Dataset records:

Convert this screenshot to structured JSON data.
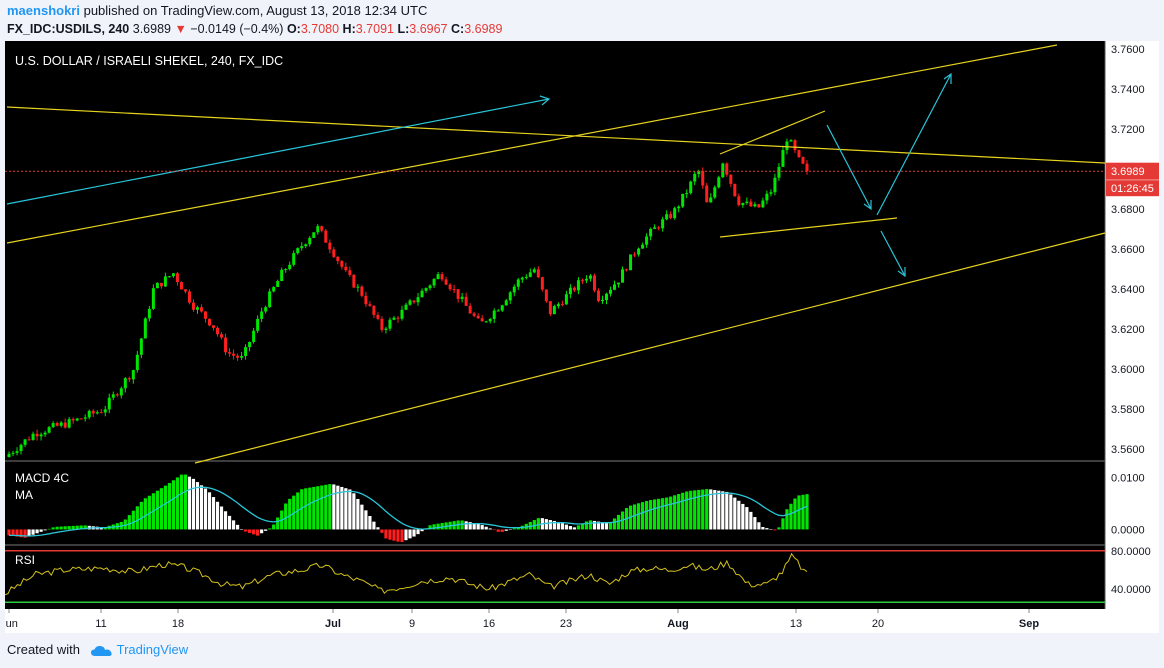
{
  "header": {
    "user": "maenshokri",
    "published": " published on TradingView.com, August 13, 2018 12:34 UTC",
    "symbol": "FX_IDC:USDILS, 240",
    "last": "3.6989",
    "change_arrow": "▼",
    "change": "−0.0149 (−0.4%)",
    "o_label": "O:",
    "o_value": "3.7080",
    "h_label": "H:",
    "h_value": "3.7091",
    "l_label": "L:",
    "l_value": "3.6967",
    "c_label": "C:",
    "c_value": "3.6989"
  },
  "footer": {
    "created_with": "Created with",
    "brand": "TradingView"
  },
  "colors": {
    "background": "#000000",
    "bull": "#00e600",
    "bear": "#ff1f1f",
    "trendline": "#e6d31e",
    "arrow": "#29c5d9",
    "rsi": "#d4c21a",
    "macd_signal": "#29c5d9",
    "price_tag": "#e53935"
  },
  "chart_data": {
    "type": "candlestick",
    "title": "U.S. DOLLAR / ISRAELI SHEKEL, 240, FX_IDC",
    "price_axis": {
      "ticks": [
        "3.7600",
        "3.7400",
        "3.7200",
        "3.6800",
        "3.6600",
        "3.6400",
        "3.6200",
        "3.6000",
        "3.5800",
        "3.5600"
      ],
      "range": [
        3.554,
        3.764
      ]
    },
    "current_price": {
      "label": "3.6989",
      "value": 3.6989,
      "countdown": "01:26:45"
    },
    "time_axis": [
      "Jun",
      "11",
      "18",
      "Jul",
      "9",
      "16",
      "23",
      "Aug",
      "13",
      "20",
      "Sep"
    ],
    "close_path": [
      [
        0,
        3.556
      ],
      [
        0.03,
        3.568
      ],
      [
        0.07,
        3.574
      ],
      [
        0.1,
        3.58
      ],
      [
        0.13,
        3.6
      ],
      [
        0.15,
        3.64
      ],
      [
        0.17,
        3.648
      ],
      [
        0.19,
        3.632
      ],
      [
        0.21,
        3.622
      ],
      [
        0.225,
        3.608
      ],
      [
        0.24,
        3.605
      ],
      [
        0.26,
        3.63
      ],
      [
        0.28,
        3.648
      ],
      [
        0.3,
        3.662
      ],
      [
        0.315,
        3.671
      ],
      [
        0.33,
        3.66
      ],
      [
        0.345,
        3.647
      ],
      [
        0.36,
        3.638
      ],
      [
        0.38,
        3.62
      ],
      [
        0.4,
        3.628
      ],
      [
        0.42,
        3.638
      ],
      [
        0.44,
        3.648
      ],
      [
        0.46,
        3.635
      ],
      [
        0.48,
        3.622
      ],
      [
        0.5,
        3.632
      ],
      [
        0.52,
        3.645
      ],
      [
        0.535,
        3.65
      ],
      [
        0.55,
        3.628
      ],
      [
        0.57,
        3.638
      ],
      [
        0.59,
        3.648
      ],
      [
        0.6,
        3.635
      ],
      [
        0.62,
        3.645
      ],
      [
        0.64,
        3.662
      ],
      [
        0.66,
        3.672
      ],
      [
        0.675,
        3.678
      ],
      [
        0.69,
        3.69
      ],
      [
        0.7,
        3.7
      ],
      [
        0.71,
        3.68
      ],
      [
        0.725,
        3.704
      ],
      [
        0.74,
        3.684
      ],
      [
        0.76,
        3.68
      ],
      [
        0.775,
        3.69
      ],
      [
        0.79,
        3.716
      ],
      [
        0.803,
        3.703
      ],
      [
        0.81,
        3.699
      ]
    ],
    "macd": {
      "name": "MACD 4C",
      "ma_label": "MA",
      "ticks": [
        "0.0100",
        "0.0000"
      ],
      "range": [
        -0.0028,
        0.0128
      ],
      "series": [
        [
          0,
          -0.001
        ],
        [
          0.02,
          -0.0016
        ],
        [
          0.05,
          0.0005
        ],
        [
          0.08,
          0.0008
        ],
        [
          0.1,
          0.0004
        ],
        [
          0.12,
          0.0016
        ],
        [
          0.14,
          0.0058
        ],
        [
          0.165,
          0.0088
        ],
        [
          0.18,
          0.0108
        ],
        [
          0.19,
          0.0098
        ],
        [
          0.205,
          0.0075
        ],
        [
          0.225,
          0.003
        ],
        [
          0.24,
          -0.0002
        ],
        [
          0.255,
          -0.0012
        ],
        [
          0.27,
          0.0005
        ],
        [
          0.285,
          0.0055
        ],
        [
          0.3,
          0.0078
        ],
        [
          0.33,
          0.0088
        ],
        [
          0.35,
          0.0076
        ],
        [
          0.37,
          0.0022
        ],
        [
          0.385,
          -0.0018
        ],
        [
          0.4,
          -0.0025
        ],
        [
          0.415,
          -0.0012
        ],
        [
          0.43,
          0.0009
        ],
        [
          0.46,
          0.0018
        ],
        [
          0.48,
          0.001
        ],
        [
          0.5,
          -0.0006
        ],
        [
          0.52,
          0.0005
        ],
        [
          0.54,
          0.0023
        ],
        [
          0.56,
          0.0014
        ],
        [
          0.575,
          0.0004
        ],
        [
          0.59,
          0.0018
        ],
        [
          0.61,
          0.0012
        ],
        [
          0.63,
          0.0045
        ],
        [
          0.65,
          0.0056
        ],
        [
          0.67,
          0.0062
        ],
        [
          0.69,
          0.0074
        ],
        [
          0.71,
          0.0078
        ],
        [
          0.73,
          0.0072
        ],
        [
          0.75,
          0.0042
        ],
        [
          0.765,
          0.0005
        ],
        [
          0.78,
          -0.0003
        ],
        [
          0.79,
          0.004
        ],
        [
          0.8,
          0.0065
        ],
        [
          0.81,
          0.0068
        ]
      ]
    },
    "rsi": {
      "name": "RSI",
      "ticks": [
        "80.0000",
        "40.0000"
      ],
      "range": [
        20,
        85
      ],
      "upper": 80,
      "lower": 26,
      "series": [
        [
          0,
          35
        ],
        [
          0.03,
          55
        ],
        [
          0.06,
          60
        ],
        [
          0.1,
          62
        ],
        [
          0.13,
          58
        ],
        [
          0.16,
          66
        ],
        [
          0.18,
          63
        ],
        [
          0.2,
          55
        ],
        [
          0.22,
          45
        ],
        [
          0.24,
          42
        ],
        [
          0.27,
          55
        ],
        [
          0.3,
          60
        ],
        [
          0.32,
          65
        ],
        [
          0.34,
          55
        ],
        [
          0.36,
          48
        ],
        [
          0.38,
          38
        ],
        [
          0.4,
          42
        ],
        [
          0.42,
          48
        ],
        [
          0.45,
          52
        ],
        [
          0.47,
          45
        ],
        [
          0.49,
          40
        ],
        [
          0.51,
          48
        ],
        [
          0.53,
          55
        ],
        [
          0.55,
          42
        ],
        [
          0.57,
          48
        ],
        [
          0.59,
          55
        ],
        [
          0.61,
          45
        ],
        [
          0.63,
          58
        ],
        [
          0.65,
          62
        ],
        [
          0.67,
          60
        ],
        [
          0.69,
          65
        ],
        [
          0.71,
          60
        ],
        [
          0.73,
          68
        ],
        [
          0.75,
          45
        ],
        [
          0.77,
          45
        ],
        [
          0.785,
          58
        ],
        [
          0.795,
          75
        ],
        [
          0.81,
          55
        ]
      ]
    }
  }
}
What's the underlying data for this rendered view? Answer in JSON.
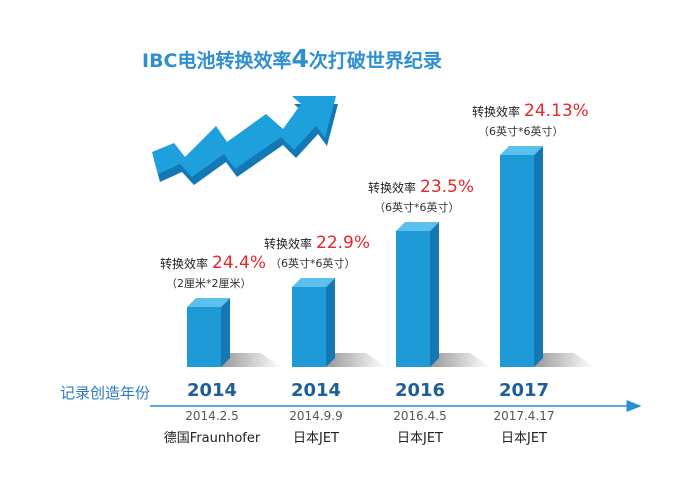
{
  "title": {
    "prefix": "IBC电池转换效率",
    "number": "4",
    "suffix": "次打破世界纪录"
  },
  "chart_data": {
    "type": "bar",
    "title": "IBC电池转换效率4次打破世界纪录",
    "xlabel": "记录创造年份",
    "ylabel": "",
    "value_label": "转换效率",
    "categories": [
      "2014",
      "2014",
      "2016",
      "2017"
    ],
    "values": [
      24.4,
      22.9,
      23.5,
      24.13
    ],
    "value_labels": [
      "24.4%",
      "22.9%",
      "23.5%",
      "24.13%"
    ],
    "sizes": [
      "（2厘米*2厘米）",
      "（6英寸*6英寸）",
      "（6英寸*6英寸）",
      "（6英寸*6英寸）"
    ],
    "dates": [
      "2014.2.5",
      "2014.9.9",
      "2016.4.5",
      "2017.4.17"
    ],
    "institutions": [
      "德国Fraunhofer",
      "日本JET",
      "日本JET",
      "日本JET"
    ],
    "colors": {
      "bar_front": "#1e9ad6",
      "bar_side": "#1478b4",
      "bar_top": "#5cc0ee",
      "accent": "#e8262b",
      "axis": "#2a8fd0"
    }
  }
}
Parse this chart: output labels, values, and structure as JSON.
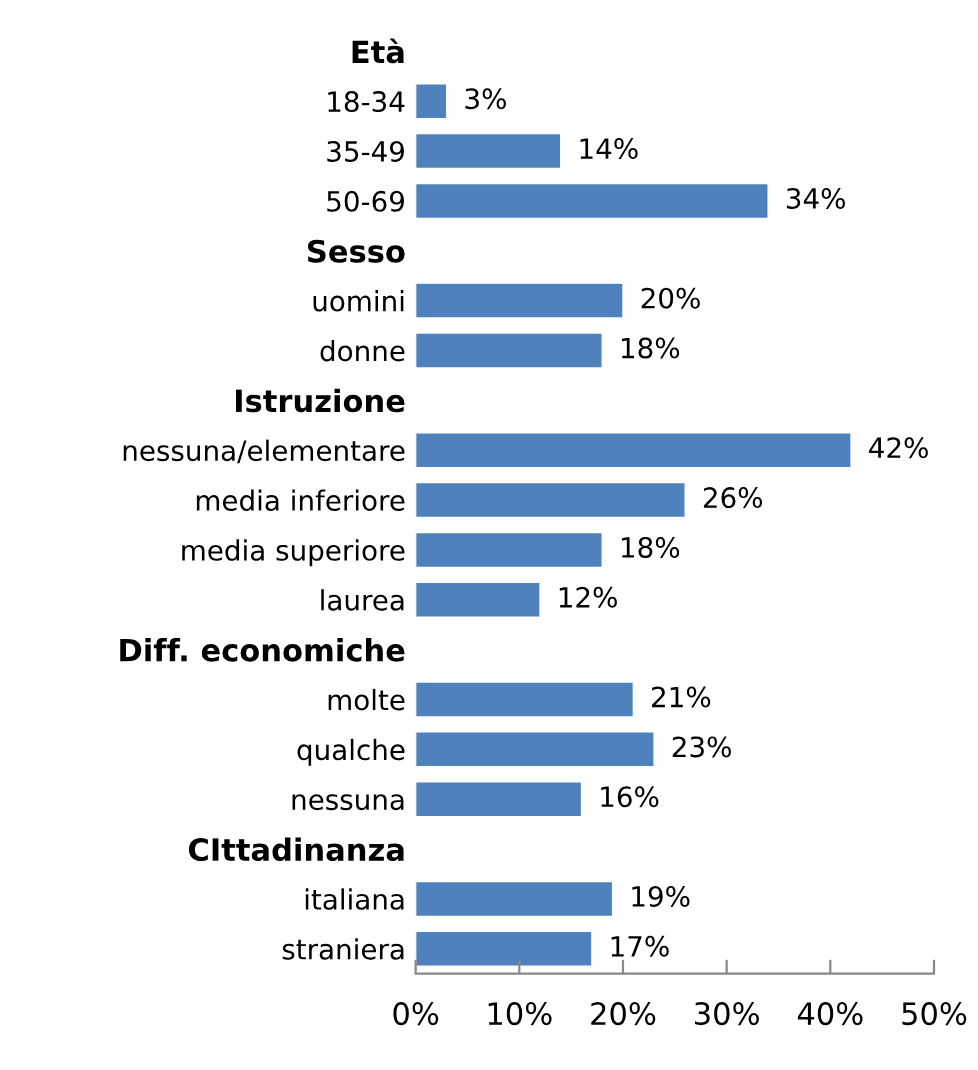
{
  "chart_data": {
    "type": "bar",
    "orientation": "horizontal",
    "categories": [
      "Età",
      "18-34",
      "35-49",
      "50-69",
      "Sesso",
      "uomini",
      "donne",
      "Istruzione",
      "nessuna/elementare",
      "media inferiore",
      "media superiore",
      "laurea",
      "Diff. economiche",
      "molte",
      "qualche",
      "nessuna",
      "CIttadinanza",
      "italiana",
      "straniera"
    ],
    "values": [
      null,
      3,
      14,
      34,
      null,
      20,
      18,
      null,
      42,
      26,
      18,
      12,
      null,
      21,
      23,
      16,
      null,
      19,
      17
    ],
    "value_labels": [
      null,
      "3%",
      "14%",
      "34%",
      null,
      "20%",
      "18%",
      null,
      "42%",
      "26%",
      "18%",
      "12%",
      null,
      "21%",
      "23%",
      "16%",
      null,
      "19%",
      "17%"
    ],
    "color": "#4f81bd",
    "xlim": [
      0,
      50
    ],
    "xticks": [
      {
        "value": 0,
        "label": "0%"
      },
      {
        "value": 10,
        "label": "10%"
      },
      {
        "value": 20,
        "label": "20%"
      },
      {
        "value": 30,
        "label": "30%"
      },
      {
        "value": 40,
        "label": "40%"
      },
      {
        "value": 50,
        "label": "50%"
      }
    ],
    "grid": false,
    "legend": false
  }
}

Written instruction: Pictures must be left out. Repeat exactly the lines from the one containing "Parse this chart: output" through the final line of the data.

Written response:
Parse this chart: output labels, values, and structure as JSON.
{
  "chart_data": {
    "type": "bar",
    "orientation": "horizontal",
    "categories": [
      "Età",
      "18-34",
      "35-49",
      "50-69",
      "Sesso",
      "uomini",
      "donne",
      "Istruzione",
      "nessuna/elementare",
      "media inferiore",
      "media superiore",
      "laurea",
      "Diff. economiche",
      "molte",
      "qualche",
      "nessuna",
      "CIttadinanza",
      "italiana",
      "straniera"
    ],
    "values": [
      null,
      3,
      14,
      34,
      null,
      20,
      18,
      null,
      42,
      26,
      18,
      12,
      null,
      21,
      23,
      16,
      null,
      19,
      17
    ],
    "value_labels": [
      null,
      "3%",
      "14%",
      "34%",
      null,
      "20%",
      "18%",
      null,
      "42%",
      "26%",
      "18%",
      "12%",
      null,
      "21%",
      "23%",
      "16%",
      null,
      "19%",
      "17%"
    ],
    "color": "#4f81bd",
    "xlim": [
      0,
      50
    ],
    "xticks": [
      {
        "value": 0,
        "label": "0%"
      },
      {
        "value": 10,
        "label": "10%"
      },
      {
        "value": 20,
        "label": "20%"
      },
      {
        "value": 30,
        "label": "30%"
      },
      {
        "value": 40,
        "label": "40%"
      },
      {
        "value": 50,
        "label": "50%"
      }
    ],
    "grid": false,
    "legend": false
  }
}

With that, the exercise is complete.